## Start Records for the task
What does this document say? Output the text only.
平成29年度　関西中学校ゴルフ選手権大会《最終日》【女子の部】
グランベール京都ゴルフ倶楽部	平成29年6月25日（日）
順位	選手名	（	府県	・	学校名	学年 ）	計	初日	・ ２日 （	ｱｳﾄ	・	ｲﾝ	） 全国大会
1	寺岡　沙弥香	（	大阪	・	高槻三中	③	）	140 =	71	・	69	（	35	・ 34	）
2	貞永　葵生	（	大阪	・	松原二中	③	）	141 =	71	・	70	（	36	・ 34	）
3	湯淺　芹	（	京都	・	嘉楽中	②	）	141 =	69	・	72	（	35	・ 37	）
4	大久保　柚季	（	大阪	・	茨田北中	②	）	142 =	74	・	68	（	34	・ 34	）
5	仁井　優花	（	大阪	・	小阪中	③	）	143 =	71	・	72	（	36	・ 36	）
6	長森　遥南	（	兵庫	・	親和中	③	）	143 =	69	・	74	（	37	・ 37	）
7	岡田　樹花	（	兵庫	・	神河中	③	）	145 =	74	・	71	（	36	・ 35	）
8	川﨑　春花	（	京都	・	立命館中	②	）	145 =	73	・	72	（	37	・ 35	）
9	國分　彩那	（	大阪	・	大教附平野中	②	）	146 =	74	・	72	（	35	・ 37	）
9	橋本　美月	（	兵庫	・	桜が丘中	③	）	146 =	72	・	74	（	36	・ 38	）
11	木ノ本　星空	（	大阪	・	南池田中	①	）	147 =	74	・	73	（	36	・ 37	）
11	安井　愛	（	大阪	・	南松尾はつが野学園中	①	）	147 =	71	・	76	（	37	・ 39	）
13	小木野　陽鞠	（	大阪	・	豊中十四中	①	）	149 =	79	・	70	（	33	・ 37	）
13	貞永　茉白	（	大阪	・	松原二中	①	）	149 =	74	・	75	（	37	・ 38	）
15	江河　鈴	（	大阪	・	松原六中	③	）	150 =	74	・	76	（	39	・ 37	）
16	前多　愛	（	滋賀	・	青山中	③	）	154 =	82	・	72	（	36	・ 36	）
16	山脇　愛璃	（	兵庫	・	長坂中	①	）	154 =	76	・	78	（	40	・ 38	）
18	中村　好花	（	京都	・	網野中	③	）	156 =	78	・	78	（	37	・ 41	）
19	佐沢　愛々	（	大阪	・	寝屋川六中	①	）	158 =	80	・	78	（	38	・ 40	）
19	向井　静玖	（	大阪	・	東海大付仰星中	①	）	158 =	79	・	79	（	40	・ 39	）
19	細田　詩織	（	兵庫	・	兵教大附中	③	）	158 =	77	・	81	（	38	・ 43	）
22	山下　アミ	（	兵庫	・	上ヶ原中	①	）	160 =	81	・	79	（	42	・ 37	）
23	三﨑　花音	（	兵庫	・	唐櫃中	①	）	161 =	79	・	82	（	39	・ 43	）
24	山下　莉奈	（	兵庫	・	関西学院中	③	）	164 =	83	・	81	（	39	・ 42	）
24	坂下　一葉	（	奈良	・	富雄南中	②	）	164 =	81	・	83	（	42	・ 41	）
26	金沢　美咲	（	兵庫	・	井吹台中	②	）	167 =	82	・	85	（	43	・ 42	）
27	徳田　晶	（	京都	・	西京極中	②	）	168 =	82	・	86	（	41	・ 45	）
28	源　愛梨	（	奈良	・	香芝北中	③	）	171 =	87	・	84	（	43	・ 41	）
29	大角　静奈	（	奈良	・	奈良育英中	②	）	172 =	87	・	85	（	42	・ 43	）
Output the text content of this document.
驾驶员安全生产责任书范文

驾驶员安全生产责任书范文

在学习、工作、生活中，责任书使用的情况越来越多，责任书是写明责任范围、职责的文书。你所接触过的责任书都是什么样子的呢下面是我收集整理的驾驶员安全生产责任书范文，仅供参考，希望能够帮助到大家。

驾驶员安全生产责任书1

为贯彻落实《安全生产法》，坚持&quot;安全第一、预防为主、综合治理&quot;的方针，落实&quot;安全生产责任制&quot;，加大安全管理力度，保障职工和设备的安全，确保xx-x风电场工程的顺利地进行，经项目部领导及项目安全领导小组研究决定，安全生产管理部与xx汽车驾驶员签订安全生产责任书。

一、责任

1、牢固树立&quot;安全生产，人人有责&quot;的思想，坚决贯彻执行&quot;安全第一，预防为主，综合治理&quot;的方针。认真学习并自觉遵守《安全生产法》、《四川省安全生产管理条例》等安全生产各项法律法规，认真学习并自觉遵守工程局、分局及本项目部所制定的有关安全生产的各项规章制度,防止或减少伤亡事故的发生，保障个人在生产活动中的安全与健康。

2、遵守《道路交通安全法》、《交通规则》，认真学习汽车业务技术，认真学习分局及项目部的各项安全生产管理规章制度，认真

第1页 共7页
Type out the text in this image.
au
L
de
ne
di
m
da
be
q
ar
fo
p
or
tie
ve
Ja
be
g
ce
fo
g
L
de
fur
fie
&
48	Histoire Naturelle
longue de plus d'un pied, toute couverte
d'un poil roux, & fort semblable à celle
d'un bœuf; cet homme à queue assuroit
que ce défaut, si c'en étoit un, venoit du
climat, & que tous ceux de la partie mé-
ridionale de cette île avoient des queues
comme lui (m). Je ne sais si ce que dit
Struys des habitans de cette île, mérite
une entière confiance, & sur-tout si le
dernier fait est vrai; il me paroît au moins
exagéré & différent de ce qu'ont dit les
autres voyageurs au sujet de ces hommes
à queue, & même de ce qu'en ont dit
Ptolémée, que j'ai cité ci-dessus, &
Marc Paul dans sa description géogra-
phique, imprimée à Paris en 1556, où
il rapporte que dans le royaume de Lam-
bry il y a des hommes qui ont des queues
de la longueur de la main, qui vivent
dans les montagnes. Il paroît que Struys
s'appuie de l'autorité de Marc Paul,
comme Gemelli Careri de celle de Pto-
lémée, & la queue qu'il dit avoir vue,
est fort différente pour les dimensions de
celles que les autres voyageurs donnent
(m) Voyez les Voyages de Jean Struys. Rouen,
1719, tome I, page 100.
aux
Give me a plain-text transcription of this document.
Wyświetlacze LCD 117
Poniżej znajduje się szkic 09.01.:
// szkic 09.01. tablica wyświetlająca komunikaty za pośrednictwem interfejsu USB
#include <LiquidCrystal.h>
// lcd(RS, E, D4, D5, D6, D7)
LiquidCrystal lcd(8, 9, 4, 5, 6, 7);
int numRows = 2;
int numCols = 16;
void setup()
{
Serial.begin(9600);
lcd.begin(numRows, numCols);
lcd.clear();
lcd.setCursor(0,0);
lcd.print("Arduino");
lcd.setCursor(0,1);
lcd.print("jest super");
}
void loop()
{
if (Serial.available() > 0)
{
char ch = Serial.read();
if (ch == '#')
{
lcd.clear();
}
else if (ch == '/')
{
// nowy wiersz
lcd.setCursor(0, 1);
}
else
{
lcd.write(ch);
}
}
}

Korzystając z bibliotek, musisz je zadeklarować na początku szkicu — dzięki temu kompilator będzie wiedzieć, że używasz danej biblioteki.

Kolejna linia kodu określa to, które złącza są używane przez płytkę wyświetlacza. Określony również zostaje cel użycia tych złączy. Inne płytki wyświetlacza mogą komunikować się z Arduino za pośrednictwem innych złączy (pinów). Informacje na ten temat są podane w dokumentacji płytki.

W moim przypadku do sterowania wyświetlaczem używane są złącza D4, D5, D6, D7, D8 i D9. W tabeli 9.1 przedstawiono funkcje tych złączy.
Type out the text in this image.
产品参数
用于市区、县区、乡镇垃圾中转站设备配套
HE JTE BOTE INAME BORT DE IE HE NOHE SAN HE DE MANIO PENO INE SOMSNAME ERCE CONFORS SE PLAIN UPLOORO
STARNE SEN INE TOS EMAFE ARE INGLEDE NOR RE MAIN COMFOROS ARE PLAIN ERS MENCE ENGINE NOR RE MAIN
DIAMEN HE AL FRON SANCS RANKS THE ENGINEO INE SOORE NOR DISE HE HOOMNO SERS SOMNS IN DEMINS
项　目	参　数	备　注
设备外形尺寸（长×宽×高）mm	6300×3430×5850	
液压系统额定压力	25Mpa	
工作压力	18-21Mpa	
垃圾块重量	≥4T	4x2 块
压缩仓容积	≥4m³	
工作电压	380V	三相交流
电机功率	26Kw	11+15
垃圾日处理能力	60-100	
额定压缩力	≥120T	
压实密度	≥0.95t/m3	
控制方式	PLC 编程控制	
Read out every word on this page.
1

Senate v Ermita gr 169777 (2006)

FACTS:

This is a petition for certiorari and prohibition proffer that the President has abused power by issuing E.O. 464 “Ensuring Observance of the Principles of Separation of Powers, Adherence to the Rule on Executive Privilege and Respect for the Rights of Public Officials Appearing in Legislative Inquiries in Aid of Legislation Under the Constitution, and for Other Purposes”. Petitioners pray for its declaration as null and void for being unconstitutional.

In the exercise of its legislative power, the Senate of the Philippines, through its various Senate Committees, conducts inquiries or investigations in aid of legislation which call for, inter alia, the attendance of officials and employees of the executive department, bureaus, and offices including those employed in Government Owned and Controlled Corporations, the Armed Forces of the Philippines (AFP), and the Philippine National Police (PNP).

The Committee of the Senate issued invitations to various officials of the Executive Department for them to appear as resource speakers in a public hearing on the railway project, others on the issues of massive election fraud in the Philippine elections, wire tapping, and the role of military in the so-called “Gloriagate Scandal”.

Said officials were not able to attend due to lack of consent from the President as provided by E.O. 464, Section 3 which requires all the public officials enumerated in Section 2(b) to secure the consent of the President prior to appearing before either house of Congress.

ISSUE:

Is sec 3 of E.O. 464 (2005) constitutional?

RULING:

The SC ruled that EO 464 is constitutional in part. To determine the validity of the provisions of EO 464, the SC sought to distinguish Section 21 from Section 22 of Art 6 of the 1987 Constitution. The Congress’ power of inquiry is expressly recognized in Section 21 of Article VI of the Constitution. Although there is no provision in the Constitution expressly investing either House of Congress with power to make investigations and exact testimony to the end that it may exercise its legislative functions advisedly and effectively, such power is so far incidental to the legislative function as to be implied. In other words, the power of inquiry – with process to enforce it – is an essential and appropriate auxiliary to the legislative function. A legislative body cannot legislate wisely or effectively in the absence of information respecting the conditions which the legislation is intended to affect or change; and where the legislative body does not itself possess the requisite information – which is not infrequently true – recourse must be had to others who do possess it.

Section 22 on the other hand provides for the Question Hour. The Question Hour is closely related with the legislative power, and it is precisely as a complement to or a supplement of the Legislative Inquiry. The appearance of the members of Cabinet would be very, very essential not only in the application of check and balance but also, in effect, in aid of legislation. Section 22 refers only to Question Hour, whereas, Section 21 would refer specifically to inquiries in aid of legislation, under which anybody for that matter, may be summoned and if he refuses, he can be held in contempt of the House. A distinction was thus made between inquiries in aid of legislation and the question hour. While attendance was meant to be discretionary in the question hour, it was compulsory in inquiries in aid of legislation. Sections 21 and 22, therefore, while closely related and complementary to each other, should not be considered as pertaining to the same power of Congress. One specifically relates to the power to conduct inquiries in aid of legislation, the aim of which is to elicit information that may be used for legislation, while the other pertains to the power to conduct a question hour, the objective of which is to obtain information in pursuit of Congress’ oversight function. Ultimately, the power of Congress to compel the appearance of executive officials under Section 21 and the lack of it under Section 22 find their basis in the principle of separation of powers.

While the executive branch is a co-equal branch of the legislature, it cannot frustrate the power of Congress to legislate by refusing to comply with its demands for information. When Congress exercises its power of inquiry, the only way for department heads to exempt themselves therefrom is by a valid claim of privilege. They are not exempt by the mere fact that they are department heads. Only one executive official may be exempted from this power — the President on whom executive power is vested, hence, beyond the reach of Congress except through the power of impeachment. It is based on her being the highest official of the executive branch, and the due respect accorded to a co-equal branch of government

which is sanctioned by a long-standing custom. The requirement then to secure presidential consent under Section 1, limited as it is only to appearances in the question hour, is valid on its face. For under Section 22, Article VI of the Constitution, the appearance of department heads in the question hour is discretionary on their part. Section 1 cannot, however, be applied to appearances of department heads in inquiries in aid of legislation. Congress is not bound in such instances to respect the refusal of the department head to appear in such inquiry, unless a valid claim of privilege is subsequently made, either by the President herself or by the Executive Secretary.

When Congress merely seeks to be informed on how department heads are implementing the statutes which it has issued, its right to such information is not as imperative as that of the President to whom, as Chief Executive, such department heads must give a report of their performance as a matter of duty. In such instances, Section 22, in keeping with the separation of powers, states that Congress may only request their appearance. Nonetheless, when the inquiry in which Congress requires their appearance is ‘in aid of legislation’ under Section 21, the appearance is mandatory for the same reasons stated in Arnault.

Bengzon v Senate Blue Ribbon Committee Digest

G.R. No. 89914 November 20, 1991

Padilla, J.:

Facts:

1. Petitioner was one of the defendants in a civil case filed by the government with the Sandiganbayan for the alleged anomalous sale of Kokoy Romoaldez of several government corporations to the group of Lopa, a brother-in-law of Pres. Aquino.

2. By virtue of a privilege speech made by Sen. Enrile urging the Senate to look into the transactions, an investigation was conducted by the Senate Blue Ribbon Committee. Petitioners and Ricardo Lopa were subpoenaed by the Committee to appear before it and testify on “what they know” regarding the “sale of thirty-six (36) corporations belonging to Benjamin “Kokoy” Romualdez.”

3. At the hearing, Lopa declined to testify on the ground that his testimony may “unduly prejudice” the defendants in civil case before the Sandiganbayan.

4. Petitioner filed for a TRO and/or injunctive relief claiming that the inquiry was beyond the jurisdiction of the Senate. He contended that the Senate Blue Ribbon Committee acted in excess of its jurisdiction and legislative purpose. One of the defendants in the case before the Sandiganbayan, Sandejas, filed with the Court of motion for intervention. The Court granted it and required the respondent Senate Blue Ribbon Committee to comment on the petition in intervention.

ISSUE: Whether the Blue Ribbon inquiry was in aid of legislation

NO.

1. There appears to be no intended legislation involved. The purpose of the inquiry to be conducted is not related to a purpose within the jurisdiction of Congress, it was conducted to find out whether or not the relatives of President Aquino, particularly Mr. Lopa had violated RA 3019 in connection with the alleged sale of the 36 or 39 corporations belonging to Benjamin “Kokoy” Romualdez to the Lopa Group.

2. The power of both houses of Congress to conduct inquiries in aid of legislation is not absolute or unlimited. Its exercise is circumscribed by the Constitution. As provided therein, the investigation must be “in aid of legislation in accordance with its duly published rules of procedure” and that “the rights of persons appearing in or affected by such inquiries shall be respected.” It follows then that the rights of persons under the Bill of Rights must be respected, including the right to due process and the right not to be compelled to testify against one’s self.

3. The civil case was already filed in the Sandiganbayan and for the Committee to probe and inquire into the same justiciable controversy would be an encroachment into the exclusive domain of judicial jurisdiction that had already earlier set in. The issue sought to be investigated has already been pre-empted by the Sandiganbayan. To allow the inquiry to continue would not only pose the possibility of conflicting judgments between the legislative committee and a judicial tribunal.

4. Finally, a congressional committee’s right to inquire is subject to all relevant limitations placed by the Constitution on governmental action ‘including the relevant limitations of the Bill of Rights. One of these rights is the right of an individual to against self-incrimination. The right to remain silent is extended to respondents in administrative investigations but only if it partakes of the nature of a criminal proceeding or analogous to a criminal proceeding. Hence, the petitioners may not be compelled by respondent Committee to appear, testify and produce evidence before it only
## End Records for the task
- [Exercise aim] In the data above, count the lines where the word "松原二中" appears; reply with the number only.

- [Exercise answer] 2